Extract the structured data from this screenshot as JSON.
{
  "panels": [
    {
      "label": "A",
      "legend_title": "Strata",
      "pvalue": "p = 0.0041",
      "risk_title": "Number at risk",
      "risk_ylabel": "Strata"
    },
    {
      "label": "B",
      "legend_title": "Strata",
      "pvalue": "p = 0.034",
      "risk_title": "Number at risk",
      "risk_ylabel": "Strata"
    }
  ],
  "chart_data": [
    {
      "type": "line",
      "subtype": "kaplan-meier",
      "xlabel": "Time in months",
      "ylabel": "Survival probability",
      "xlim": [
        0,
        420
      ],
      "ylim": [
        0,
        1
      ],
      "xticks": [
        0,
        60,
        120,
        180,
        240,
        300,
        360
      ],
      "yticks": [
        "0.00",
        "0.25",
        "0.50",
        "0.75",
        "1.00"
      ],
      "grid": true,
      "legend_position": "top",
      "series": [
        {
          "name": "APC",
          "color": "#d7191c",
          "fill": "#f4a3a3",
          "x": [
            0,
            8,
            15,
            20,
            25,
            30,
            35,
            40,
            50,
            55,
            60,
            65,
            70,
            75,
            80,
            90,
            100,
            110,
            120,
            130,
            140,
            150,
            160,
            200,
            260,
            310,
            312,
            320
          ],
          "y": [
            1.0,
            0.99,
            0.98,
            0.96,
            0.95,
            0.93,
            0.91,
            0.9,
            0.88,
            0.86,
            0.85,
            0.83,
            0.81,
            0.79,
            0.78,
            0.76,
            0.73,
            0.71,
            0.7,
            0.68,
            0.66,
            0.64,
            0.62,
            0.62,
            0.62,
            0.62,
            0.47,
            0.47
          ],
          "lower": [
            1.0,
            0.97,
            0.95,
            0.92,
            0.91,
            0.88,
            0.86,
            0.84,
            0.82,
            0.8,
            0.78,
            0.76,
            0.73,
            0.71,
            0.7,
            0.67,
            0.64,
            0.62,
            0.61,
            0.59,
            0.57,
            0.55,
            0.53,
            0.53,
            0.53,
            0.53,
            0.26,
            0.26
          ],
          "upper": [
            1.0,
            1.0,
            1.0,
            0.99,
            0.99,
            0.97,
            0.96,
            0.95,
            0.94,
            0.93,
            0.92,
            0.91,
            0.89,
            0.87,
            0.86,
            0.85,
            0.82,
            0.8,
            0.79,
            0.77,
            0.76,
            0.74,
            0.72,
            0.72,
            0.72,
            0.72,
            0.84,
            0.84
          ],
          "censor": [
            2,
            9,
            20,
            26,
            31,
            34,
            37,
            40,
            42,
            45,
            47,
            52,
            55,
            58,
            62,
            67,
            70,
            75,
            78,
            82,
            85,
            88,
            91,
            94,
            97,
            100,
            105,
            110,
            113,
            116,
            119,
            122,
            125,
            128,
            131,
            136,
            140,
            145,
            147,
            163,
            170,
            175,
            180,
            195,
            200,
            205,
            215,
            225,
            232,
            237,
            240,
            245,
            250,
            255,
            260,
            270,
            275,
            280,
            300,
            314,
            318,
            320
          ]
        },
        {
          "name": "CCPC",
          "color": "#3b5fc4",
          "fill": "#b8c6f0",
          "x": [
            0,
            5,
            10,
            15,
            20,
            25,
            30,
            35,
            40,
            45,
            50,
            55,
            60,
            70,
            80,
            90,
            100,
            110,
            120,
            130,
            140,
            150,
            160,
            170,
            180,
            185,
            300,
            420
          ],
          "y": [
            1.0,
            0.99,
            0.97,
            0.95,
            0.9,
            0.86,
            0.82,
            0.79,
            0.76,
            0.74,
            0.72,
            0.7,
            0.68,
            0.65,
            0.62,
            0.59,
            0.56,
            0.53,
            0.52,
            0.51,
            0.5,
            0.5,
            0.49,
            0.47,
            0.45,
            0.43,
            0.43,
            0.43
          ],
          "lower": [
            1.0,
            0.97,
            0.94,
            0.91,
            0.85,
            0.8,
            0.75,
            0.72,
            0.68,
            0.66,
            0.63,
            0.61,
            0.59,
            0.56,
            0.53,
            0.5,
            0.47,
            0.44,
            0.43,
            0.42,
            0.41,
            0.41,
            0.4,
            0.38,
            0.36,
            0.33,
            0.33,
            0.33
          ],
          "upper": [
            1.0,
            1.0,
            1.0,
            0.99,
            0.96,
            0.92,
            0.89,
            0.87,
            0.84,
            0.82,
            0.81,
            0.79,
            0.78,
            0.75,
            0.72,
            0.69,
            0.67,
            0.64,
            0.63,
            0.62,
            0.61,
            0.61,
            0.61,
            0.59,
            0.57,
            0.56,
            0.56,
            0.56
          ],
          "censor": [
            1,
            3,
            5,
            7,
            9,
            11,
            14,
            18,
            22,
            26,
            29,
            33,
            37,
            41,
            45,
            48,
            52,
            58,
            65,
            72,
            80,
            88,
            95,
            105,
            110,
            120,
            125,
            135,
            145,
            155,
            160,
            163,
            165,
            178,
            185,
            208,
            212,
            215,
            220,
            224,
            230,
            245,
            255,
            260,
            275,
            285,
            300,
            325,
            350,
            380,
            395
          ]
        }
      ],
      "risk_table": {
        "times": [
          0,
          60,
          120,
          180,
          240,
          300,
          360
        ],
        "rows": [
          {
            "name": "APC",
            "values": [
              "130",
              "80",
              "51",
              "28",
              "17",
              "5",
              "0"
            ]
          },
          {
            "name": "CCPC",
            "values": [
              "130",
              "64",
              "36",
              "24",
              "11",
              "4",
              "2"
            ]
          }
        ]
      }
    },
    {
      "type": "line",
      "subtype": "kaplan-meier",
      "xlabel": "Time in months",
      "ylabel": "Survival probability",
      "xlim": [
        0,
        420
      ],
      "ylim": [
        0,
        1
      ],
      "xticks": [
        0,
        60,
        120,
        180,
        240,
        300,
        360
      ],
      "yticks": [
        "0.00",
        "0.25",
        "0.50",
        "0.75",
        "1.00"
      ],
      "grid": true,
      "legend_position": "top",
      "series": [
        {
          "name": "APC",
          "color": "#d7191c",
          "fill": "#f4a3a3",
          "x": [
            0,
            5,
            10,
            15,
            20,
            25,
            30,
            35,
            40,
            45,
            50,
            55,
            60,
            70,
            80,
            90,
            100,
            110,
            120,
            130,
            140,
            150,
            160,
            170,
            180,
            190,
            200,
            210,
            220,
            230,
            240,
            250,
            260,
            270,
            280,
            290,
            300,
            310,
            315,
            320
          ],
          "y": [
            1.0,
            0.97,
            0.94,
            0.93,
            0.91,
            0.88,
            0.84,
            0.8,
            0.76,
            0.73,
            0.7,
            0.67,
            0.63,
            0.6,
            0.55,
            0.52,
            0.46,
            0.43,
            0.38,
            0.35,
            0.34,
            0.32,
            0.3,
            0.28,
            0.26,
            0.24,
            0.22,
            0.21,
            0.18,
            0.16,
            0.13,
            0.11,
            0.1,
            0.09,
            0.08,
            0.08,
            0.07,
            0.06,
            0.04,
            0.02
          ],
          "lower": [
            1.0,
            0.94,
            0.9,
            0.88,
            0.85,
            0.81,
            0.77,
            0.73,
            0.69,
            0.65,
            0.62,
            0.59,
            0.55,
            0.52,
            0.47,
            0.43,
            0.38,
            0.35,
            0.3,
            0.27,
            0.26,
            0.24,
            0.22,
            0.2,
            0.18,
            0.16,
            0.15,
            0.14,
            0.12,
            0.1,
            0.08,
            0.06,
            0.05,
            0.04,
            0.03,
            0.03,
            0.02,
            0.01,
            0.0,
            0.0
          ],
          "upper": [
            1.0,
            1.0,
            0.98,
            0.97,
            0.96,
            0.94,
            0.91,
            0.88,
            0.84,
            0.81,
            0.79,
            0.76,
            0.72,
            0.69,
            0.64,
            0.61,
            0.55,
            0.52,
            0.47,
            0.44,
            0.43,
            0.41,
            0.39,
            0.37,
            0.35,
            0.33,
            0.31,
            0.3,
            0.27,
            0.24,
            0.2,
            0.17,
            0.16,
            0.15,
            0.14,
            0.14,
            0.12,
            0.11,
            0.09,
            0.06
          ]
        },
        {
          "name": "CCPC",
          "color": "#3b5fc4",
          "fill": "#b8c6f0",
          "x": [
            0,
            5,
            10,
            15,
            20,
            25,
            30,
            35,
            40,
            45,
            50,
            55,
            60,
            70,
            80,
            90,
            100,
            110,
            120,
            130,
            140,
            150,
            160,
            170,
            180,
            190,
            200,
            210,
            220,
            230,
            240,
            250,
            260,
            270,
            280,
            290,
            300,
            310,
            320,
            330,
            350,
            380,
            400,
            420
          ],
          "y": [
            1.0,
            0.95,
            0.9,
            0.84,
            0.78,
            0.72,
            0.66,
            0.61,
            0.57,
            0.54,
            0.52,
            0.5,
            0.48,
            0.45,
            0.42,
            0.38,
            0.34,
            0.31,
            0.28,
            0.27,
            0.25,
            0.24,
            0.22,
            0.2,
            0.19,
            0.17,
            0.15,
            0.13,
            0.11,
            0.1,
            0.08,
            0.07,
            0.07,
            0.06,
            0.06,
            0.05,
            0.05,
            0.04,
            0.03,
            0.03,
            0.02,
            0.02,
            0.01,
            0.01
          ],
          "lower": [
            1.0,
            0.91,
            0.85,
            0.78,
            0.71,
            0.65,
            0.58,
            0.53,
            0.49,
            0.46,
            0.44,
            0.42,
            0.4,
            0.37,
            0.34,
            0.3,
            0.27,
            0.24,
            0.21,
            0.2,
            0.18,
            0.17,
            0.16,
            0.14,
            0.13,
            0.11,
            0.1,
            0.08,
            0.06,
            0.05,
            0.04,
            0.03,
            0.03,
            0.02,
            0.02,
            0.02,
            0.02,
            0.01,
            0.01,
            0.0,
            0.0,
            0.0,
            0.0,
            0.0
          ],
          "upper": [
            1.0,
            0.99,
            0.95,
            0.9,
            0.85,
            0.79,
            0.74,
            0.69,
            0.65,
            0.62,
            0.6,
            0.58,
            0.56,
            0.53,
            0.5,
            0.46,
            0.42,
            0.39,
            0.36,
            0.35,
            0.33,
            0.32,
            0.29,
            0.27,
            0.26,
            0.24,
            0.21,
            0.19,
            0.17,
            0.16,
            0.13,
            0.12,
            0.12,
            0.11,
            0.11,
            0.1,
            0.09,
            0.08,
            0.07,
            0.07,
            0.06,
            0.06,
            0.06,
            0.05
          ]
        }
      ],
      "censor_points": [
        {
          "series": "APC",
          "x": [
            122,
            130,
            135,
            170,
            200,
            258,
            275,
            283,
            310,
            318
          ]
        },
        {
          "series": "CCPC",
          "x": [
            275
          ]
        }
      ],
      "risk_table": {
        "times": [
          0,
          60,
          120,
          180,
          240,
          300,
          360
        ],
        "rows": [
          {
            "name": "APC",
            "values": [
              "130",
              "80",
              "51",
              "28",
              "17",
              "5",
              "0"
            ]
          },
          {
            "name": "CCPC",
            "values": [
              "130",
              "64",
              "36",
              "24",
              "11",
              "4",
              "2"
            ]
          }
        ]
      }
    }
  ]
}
———
_CHALLENGE:_ Copy every line of the material in which the word "series" occurs.

_COMPLETE ANSWER:_
      "series": [
      "series": [
          "series": "APC",
          "series": "CCPC",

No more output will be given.